• [What is being asked] Repeat, exactly and completely, the entries shown underneath.

• [Data for processing]
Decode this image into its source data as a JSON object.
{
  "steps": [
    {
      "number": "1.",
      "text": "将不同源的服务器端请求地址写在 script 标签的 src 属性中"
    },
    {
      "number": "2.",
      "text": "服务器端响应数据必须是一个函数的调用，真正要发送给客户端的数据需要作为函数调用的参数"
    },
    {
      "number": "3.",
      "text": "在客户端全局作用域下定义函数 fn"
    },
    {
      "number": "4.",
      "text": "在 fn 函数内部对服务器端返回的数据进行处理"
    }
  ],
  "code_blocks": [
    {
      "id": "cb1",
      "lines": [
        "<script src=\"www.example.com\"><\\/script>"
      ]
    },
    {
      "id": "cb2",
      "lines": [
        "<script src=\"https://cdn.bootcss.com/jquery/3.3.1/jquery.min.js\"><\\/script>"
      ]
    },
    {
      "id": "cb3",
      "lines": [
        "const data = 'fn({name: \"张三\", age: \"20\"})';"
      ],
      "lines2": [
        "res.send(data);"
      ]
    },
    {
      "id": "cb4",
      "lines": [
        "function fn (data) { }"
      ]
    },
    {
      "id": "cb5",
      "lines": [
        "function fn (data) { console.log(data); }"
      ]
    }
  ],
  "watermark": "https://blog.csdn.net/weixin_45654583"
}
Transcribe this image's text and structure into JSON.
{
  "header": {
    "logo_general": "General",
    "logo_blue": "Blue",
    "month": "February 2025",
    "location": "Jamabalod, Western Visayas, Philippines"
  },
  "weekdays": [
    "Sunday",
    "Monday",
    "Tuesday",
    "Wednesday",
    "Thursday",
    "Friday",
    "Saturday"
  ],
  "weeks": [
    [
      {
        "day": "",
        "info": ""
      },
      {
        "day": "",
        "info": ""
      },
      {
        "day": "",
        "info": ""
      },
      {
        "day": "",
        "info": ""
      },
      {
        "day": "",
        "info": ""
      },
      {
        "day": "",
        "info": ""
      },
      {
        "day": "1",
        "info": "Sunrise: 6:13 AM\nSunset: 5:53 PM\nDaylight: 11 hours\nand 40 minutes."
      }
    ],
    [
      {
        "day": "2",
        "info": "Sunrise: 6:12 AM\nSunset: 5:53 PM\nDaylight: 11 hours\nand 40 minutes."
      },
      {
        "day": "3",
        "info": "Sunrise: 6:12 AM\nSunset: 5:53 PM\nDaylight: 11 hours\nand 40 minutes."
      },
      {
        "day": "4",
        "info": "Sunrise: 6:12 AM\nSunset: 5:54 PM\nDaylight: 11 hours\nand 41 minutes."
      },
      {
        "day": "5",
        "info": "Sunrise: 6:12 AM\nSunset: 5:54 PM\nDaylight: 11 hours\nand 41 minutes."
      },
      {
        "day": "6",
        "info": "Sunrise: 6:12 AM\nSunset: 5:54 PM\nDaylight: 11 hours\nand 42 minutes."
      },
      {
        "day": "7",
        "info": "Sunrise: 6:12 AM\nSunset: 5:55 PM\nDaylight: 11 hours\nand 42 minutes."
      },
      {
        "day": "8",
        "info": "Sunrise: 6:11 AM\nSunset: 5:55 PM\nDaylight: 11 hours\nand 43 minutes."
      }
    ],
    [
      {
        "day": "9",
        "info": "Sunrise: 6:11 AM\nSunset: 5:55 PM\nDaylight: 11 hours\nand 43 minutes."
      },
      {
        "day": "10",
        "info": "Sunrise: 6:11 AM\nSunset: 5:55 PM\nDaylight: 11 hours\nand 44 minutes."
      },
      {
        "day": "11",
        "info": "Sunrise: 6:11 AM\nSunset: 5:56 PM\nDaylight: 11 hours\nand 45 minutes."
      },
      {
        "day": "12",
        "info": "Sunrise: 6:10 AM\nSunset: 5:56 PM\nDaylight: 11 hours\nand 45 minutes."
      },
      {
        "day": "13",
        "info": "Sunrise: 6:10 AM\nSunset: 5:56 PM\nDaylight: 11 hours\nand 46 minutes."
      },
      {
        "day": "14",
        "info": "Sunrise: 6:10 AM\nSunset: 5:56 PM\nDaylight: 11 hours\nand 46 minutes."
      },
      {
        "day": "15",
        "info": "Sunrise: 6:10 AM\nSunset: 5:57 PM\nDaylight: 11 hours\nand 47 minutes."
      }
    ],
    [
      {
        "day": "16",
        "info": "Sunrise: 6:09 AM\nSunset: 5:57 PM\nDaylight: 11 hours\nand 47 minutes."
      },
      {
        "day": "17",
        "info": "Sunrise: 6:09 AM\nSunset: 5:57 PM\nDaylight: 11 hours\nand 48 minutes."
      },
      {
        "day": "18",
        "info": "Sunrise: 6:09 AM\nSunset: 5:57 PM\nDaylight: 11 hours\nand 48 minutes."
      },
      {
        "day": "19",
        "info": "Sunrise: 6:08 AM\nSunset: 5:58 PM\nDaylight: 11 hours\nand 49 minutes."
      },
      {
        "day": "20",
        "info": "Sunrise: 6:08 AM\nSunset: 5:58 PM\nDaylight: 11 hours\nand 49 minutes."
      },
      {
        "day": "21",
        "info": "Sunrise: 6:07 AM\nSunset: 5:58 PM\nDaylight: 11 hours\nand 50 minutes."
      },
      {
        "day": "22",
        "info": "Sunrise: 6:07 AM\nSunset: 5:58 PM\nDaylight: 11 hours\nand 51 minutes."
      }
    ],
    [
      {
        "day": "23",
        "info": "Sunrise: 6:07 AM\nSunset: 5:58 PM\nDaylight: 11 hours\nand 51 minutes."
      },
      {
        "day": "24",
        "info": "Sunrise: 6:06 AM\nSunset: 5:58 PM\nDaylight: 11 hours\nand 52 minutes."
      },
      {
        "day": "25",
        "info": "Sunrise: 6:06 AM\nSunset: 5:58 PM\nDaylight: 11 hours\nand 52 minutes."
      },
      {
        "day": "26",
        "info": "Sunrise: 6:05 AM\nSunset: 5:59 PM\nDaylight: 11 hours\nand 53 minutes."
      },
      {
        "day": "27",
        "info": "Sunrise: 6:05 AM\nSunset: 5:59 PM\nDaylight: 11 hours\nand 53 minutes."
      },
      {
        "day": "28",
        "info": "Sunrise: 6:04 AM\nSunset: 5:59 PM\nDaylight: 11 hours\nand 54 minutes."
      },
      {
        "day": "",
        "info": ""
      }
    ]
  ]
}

• [Exercise answer]
Decode this image into its source data as a JSON object.
{
  "steps": [
    {
      "number": "1.",
      "text": "将不同源的服务器端请求地址写在 script 标签的 src 属性中"
    },
    {
      "number": "2.",
      "text": "服务器端响应数据必须是一个函数的调用，真正要发送给客户端的数据需要作为函数调用的参数"
    },
    {
      "number": "3.",
      "text": "在客户端全局作用域下定义函数 fn"
    },
    {
      "number": "4.",
      "text": "在 fn 函数内部对服务器端返回的数据进行处理"
    }
  ],
  "code_blocks": [
    {
      "id": "cb1",
      "lines": [
        "<script src=\"www.example.com\"><\\/script>"
      ]
    },
    {
      "id": "cb2",
      "lines": [
        "<script src=\"https://cdn.bootcss.com/jquery/3.3.1/jquery.min.js\"><\\/script>"
      ]
    },
    {
      "id": "cb3",
      "lines": [
        "const data = 'fn({name: \"张三\", age: \"20\"})';"
      ],
      "lines2": [
        "res.send(data);"
      ]
    },
    {
      "id": "cb4",
      "lines": [
        "function fn (data) { }"
      ]
    },
    {
      "id": "cb5",
      "lines": [
        "function fn (data) { console.log(data); }"
      ]
    }
  ],
  "watermark": "https://blog.csdn.net/weixin_45654583"
}
Transcribe this image's text and structure into JSON.
{
  "header": {
    "logo_general": "General",
    "logo_blue": "Blue",
    "month": "February 2025",
    "location": "Jamabalod, Western Visayas, Philippines"
  },
  "weekdays": [
    "Sunday",
    "Monday",
    "Tuesday",
    "Wednesday",
    "Thursday",
    "Friday",
    "Saturday"
  ],
  "weeks": [
    [
      {
        "day": "",
        "info": ""
      },
      {
        "day": "",
        "info": ""
      },
      {
        "day": "",
        "info": ""
      },
      {
        "day": "",
        "info": ""
      },
      {
        "day": "",
        "info": ""
      },
      {
        "day": "",
        "info": ""
      },
      {
        "day": "1",
        "info": "Sunrise: 6:13 AM\nSunset: 5:53 PM\nDaylight: 11 hours\nand 40 minutes."
      }
    ],
    [
      {
        "day": "2",
        "info": "Sunrise: 6:12 AM\nSunset: 5:53 PM\nDaylight: 11 hours\nand 40 minutes."
      },
      {
        "day": "3",
        "info": "Sunrise: 6:12 AM\nSunset: 5:53 PM\nDaylight: 11 hours\nand 40 minutes."
      },
      {
        "day": "4",
        "info": "Sunrise: 6:12 AM\nSunset: 5:54 PM\nDaylight: 11 hours\nand 41 minutes."
      },
      {
        "day": "5",
        "info": "Sunrise: 6:12 AM\nSunset: 5:54 PM\nDaylight: 11 hours\nand 41 minutes."
      },
      {
        "day": "6",
        "info": "Sunrise: 6:12 AM\nSunset: 5:54 PM\nDaylight: 11 hours\nand 42 minutes."
      },
      {
        "day": "7",
        "info": "Sunrise: 6:12 AM\nSunset: 5:55 PM\nDaylight: 11 hours\nand 42 minutes."
      },
      {
        "day": "8",
        "info": "Sunrise: 6:11 AM\nSunset: 5:55 PM\nDaylight: 11 hours\nand 43 minutes."
      }
    ],
    [
      {
        "day": "9",
        "info": "Sunrise: 6:11 AM\nSunset: 5:55 PM\nDaylight: 11 hours\nand 43 minutes."
      },
      {
        "day": "10",
        "info": "Sunrise: 6:11 AM\nSunset: 5:55 PM\nDaylight: 11 hours\nand 44 minutes."
      },
      {
        "day": "11",
        "info": "Sunrise: 6:11 AM\nSunset: 5:56 PM\nDaylight: 11 hours\nand 45 minutes."
      },
      {
        "day": "12",
        "info": "Sunrise: 6:10 AM\nSunset: 5:56 PM\nDaylight: 11 hours\nand 45 minutes."
      },
      {
        "day": "13",
        "info": "Sunrise: 6:10 AM\nSunset: 5:56 PM\nDaylight: 11 hours\nand 46 minutes."
      },
      {
        "day": "14",
        "info": "Sunrise: 6:10 AM\nSunset: 5:56 PM\nDaylight: 11 hours\nand 46 minutes."
      },
      {
        "day": "15",
        "info": "Sunrise: 6:10 AM\nSunset: 5:57 PM\nDaylight: 11 hours\nand 47 minutes."
      }
    ],
    [
      {
        "day": "16",
        "info": "Sunrise: 6:09 AM\nSunset: 5:57 PM\nDaylight: 11 hours\nand 47 minutes."
      },
      {
        "day": "17",
        "info": "Sunrise: 6:09 AM\nSunset: 5:57 PM\nDaylight: 11 hours\nand 48 minutes."
      },
      {
        "day": "18",
        "info": "Sunrise: 6:09 AM\nSunset: 5:57 PM\nDaylight: 11 hours\nand 48 minutes."
      },
      {
        "day": "19",
        "info": "Sunrise: 6:08 AM\nSunset: 5:58 PM\nDaylight: 11 hours\nand 49 minutes."
      },
      {
        "day": "20",
        "info": "Sunrise: 6:08 AM\nSunset: 5:58 PM\nDaylight: 11 hours\nand 49 minutes."
      },
      {
        "day": "21",
        "info": "Sunrise: 6:07 AM\nSunset: 5:58 PM\nDaylight: 11 hours\nand 50 minutes."
      },
      {
        "day": "22",
        "info": "Sunrise: 6:07 AM\nSunset: 5:58 PM\nDaylight: 11 hours\nand 51 minutes."
      }
    ],
    [
      {
        "day": "23",
        "info": "Sunrise: 6:07 AM\nSunset: 5:58 PM\nDaylight: 11 hours\nand 51 minutes."
      },
      {
        "day": "24",
        "info": "Sunrise: 6:06 AM\nSunset: 5:58 PM\nDaylight: 11 hours\nand 52 minutes."
      },
      {
        "day": "25",
        "info": "Sunrise: 6:06 AM\nSunset: 5:58 PM\nDaylight: 11 hours\nand 52 minutes."
      },
      {
        "day": "26",
        "info": "Sunrise: 6:05 AM\nSunset: 5:59 PM\nDaylight: 11 hours\nand 53 minutes."
      },
      {
        "day": "27",
        "info": "Sunrise: 6:05 AM\nSunset: 5:59 PM\nDaylight: 11 hours\nand 53 minutes."
      },
      {
        "day": "28",
        "info": "Sunrise: 6:04 AM\nSunset: 5:59 PM\nDaylight: 11 hours\nand 54 minutes."
      },
      {
        "day": "",
        "info": ""
      }
    ]
  ]
}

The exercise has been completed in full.